Wherever "дисциплин" appears in a line, copy that line.

Stored records:

---*---

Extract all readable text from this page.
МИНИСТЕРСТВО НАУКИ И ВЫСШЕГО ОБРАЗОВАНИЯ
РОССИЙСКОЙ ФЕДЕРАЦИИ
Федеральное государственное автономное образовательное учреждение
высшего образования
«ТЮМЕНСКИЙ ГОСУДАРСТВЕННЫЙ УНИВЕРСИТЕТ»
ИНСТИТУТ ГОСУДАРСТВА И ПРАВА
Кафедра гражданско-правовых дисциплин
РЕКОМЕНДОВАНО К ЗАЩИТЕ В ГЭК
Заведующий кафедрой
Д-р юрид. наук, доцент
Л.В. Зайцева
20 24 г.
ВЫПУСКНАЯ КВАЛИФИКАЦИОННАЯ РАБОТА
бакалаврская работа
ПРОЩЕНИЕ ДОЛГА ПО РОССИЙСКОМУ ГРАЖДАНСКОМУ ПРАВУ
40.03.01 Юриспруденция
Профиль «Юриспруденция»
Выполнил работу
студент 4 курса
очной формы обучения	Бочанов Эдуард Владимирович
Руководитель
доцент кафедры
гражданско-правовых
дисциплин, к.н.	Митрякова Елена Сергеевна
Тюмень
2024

---*---

Expected answer:
Кафедра гражданско-правовых дисциплин
дисциплин, к.н.	Митрякова Елена Сергеевна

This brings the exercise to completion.